▶ **Set task**
Only lines holding the string "Stock" are wanted; copy each one from the material.

(Records that describe figures)
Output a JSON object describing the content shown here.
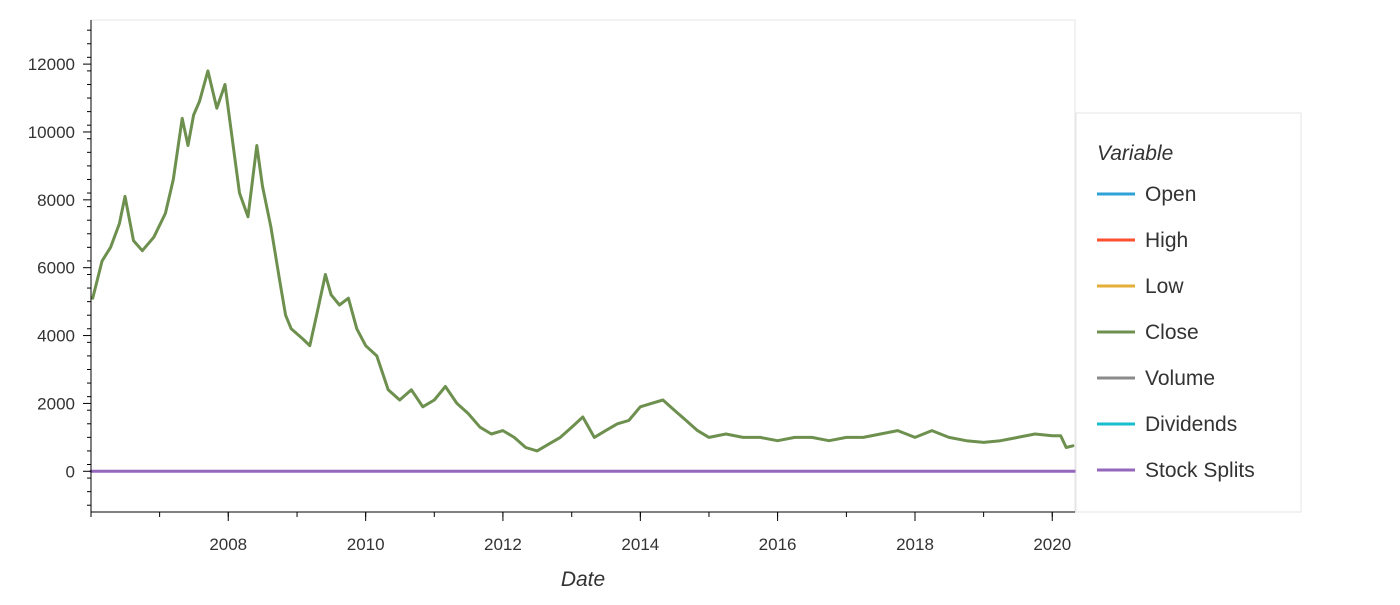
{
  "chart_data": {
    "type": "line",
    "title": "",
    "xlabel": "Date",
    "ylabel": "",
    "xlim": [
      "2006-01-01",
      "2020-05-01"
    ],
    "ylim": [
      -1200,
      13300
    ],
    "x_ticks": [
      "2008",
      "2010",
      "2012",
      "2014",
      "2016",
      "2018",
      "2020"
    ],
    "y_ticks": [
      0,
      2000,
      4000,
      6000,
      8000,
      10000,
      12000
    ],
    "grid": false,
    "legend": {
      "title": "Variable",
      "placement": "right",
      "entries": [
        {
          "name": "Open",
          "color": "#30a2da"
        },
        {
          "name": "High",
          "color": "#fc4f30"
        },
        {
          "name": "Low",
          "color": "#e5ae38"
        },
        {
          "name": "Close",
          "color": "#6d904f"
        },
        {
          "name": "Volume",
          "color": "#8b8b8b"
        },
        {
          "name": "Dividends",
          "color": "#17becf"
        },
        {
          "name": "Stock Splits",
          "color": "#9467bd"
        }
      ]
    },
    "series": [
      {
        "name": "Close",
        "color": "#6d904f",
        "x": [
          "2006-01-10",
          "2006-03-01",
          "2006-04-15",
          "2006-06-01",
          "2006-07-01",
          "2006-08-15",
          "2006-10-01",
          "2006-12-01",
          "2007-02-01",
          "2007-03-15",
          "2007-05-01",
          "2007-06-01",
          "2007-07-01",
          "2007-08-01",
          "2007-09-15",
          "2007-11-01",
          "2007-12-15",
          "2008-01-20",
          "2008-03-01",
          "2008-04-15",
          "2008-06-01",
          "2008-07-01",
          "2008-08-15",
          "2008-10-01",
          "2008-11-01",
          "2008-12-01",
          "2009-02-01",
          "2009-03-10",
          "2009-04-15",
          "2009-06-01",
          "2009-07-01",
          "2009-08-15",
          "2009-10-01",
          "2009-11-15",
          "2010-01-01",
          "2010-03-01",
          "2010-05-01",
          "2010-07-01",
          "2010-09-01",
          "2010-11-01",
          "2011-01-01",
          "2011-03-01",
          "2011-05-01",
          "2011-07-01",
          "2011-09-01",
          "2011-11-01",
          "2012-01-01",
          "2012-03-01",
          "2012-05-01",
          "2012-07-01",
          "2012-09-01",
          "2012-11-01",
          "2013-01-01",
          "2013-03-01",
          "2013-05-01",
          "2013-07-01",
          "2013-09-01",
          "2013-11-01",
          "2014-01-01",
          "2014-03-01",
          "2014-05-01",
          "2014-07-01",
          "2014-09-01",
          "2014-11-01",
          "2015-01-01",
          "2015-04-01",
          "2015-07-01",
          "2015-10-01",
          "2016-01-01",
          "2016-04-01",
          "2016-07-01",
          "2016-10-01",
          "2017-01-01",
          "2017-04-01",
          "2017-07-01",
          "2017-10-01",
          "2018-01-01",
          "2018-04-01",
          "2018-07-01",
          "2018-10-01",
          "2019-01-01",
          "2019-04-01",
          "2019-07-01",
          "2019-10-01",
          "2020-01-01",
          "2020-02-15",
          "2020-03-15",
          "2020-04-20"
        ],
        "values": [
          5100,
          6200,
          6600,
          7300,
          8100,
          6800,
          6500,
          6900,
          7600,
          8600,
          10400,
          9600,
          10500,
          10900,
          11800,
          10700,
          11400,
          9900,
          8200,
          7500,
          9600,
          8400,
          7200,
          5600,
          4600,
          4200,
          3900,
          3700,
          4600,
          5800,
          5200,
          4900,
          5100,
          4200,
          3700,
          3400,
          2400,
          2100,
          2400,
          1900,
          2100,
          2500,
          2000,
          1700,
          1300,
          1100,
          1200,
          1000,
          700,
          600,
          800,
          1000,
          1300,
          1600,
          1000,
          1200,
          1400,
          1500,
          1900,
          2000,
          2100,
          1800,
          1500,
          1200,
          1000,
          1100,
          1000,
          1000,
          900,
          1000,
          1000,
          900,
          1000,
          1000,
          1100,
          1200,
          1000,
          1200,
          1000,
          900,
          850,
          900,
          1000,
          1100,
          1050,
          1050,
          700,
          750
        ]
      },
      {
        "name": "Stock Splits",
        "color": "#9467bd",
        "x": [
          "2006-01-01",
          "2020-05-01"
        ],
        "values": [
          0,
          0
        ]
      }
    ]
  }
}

▶ **Result of the task**
          "name": "Stock Splits",
        "name": "Stock Splits",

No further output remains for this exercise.